# Plotly

Plotly Express is the easy-to-use, high-level interface to Plotly, which operates on a variety of types of data and produces easy-to-style figures.

These examples will cover the Express Plotly, used for more basic graphs.  If you want to see more examples in Express Plotly or just Plotly in general, please go to: https://plotly.com/python/.

## Scatterplots

With px.scatter, each data point is represented as a marker point, whose location is given by the x and y columns.

Syntax: 

`px.scatter(df, x = , y = , color = , symbol = , hover_data = , ..., labels = dict(... = "...", ...), title = "...")`

- Color sets the color based on responses in a column
- Size sets the size based on responses in a column
- Symbol markers (https://plotly.com/python/marker-style/) can be mapped to responses in a column
- Add info to hover output using hover_data
- Axis labels and labels for keys can be added as a dictionary, mapping the current name of the variable displayed to the name of the axis, using the `labels` parameter:

e.g. `labels = dict(x = "X Axis Name 1", y = "Y Axis Name 2", color = "Name of Color Variable")`

- You can also change the axis labels using: `fig.update_xaxes(title_text = '...')` and `fig.update_yaxes(title_text = '...')`
- For a title, use: `title = "..."` parameter in scatter function.

In [1]:
import plotly.express as px

iris = px.data.iris() # iris is a pandas DataFrame
fig = px.scatter(iris, x = "sepal_length", y = "petal_length", color = 'species', 
                 size = "petal_width", hover_data = ['petal_width'], 
                 labels = dict(sepal_length = "Sepal Length", petal_length = "Petal Length", species = "Species"), # changes all labels in graph
                title = "Iris Data")
fig.show()

### Coloring

To change the discrete color, add: `color_discrete_sequence = px.colors.qualitative.xxx` where xxx is the name of the below color you want to use or a list of explicitly chosen colors you want to use.

You can also use `color_discrete_map` and create a dictionary explicitly mapping the output to the color you want to use.

In [2]:
fig = px.colors.qualitative.swatches()
fig.show()

In [4]:
import plotly.express as px

iris = px.data.iris() # iris is a pandas DataFrame
fig = px.scatter(iris, x = "sepal_length", y = "petal_length", color = 'species', 
                 size = "petal_width", hover_data = ['petal_width'], 
                 labels = dict(sepal_length = "Sepal Length", petal_length = "Petal Length", species = "Species"),
                title = "Iris Data", color_discrete_sequence = px.colors.qualitative.Vivid)
☆ ☆ ☆ ☆
**Objective A:**
Transcribe the Plotly guide from "- You can also" up to and including "in scatter function.".
**Objective B:**
In the Plotly guide, rewrite the paragraph beginning "These examples will cover" as one shorter sentence that keeps its main facts.
**Objective C:**
Summarize the Plotly guide in two sentences.
The material after the Plotly guide is separate from it.
☆ ☆ ☆ ☆
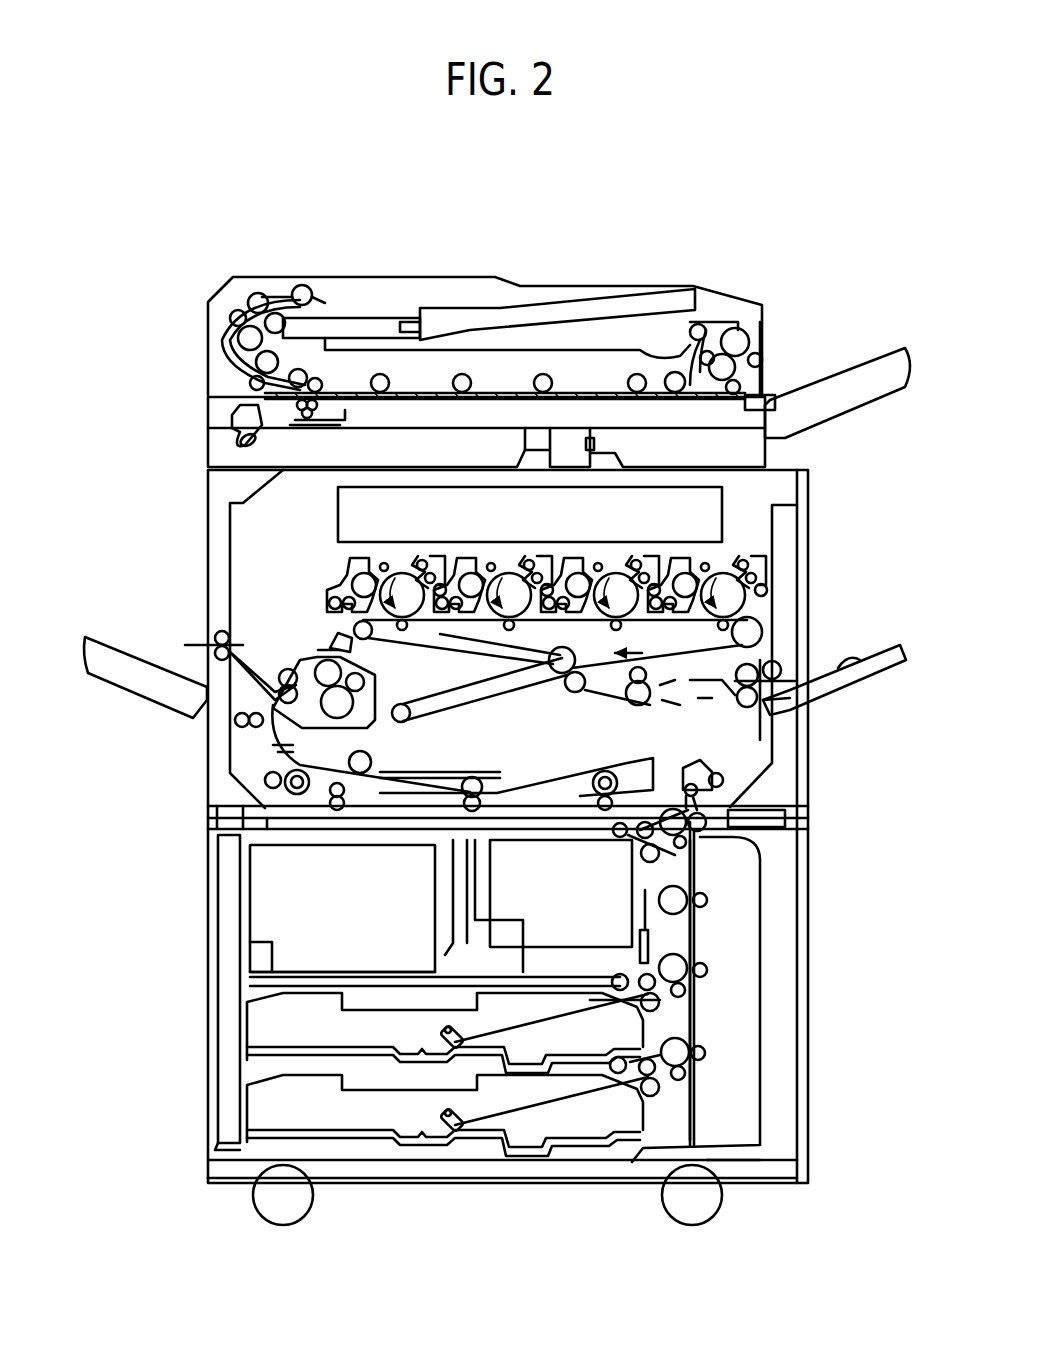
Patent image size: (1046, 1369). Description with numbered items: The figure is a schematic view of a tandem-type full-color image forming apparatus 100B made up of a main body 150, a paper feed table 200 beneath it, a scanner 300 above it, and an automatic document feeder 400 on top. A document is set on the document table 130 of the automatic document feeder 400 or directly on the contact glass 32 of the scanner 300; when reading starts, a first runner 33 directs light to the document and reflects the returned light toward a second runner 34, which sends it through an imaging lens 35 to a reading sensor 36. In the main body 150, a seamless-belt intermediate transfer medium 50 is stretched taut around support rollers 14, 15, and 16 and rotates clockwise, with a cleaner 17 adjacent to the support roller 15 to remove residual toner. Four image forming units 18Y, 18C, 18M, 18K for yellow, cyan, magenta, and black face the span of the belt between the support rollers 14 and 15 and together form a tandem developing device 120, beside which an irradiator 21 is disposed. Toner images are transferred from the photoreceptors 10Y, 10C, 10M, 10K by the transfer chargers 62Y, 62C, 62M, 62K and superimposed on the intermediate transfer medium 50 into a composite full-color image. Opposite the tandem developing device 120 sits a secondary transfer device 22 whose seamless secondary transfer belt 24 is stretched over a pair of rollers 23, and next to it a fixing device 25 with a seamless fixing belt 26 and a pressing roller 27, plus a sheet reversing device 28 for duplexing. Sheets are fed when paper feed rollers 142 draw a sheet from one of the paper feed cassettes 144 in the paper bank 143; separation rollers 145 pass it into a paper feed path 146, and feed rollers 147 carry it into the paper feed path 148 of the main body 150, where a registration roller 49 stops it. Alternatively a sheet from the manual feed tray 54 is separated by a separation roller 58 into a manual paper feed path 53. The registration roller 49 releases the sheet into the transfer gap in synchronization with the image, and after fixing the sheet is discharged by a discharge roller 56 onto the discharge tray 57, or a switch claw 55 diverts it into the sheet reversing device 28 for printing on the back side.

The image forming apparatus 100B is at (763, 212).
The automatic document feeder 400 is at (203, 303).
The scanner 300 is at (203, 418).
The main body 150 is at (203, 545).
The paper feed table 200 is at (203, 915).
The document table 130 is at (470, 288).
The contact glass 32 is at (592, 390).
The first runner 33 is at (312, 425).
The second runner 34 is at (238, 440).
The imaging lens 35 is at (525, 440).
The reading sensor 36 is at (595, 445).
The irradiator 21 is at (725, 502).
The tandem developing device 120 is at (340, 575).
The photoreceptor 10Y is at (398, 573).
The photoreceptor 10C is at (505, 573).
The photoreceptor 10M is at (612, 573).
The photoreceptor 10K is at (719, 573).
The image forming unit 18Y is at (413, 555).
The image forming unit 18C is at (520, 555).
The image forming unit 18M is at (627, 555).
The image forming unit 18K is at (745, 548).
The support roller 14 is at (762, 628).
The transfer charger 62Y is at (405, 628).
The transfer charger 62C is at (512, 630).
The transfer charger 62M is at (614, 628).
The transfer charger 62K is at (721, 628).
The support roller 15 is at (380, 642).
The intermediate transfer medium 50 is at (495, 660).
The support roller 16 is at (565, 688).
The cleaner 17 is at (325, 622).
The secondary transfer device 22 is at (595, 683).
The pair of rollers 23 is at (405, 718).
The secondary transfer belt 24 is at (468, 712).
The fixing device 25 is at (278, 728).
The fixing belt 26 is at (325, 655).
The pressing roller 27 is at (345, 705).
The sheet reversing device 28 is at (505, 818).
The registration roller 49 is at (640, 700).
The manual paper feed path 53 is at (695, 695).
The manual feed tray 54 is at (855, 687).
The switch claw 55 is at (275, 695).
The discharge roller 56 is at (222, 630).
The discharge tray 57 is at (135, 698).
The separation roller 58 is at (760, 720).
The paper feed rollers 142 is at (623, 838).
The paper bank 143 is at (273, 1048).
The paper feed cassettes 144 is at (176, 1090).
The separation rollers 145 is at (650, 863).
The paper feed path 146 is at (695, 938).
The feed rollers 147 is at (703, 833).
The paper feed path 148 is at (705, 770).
☆ ☆ ☆ ☆
**Task solution A:**
- You can also change the axis labels using: `fig.update_xaxes(title_text = '...')` and `fig.update_yaxes(title_text = '...')`
- For a title, use: `title = "..."` parameter in scatter function.

**Task solution B:**
The examples cover Plotly Express, used for more basic graphs, and more examples of Plotly Express or Plotly in general are at https://plotly.com/python/.

**Task solution C:**
Plotly Express is the easy-to-use, high-level interface to Plotly that works on many types of data and produces figures that are easy to style. With px.scatter, each data point is a marker placed by the x and y columns, and parameters set color, size, symbols, hover data, labels and a title, while discrete colors can be changed with color_discrete_sequence or color_discrete_map.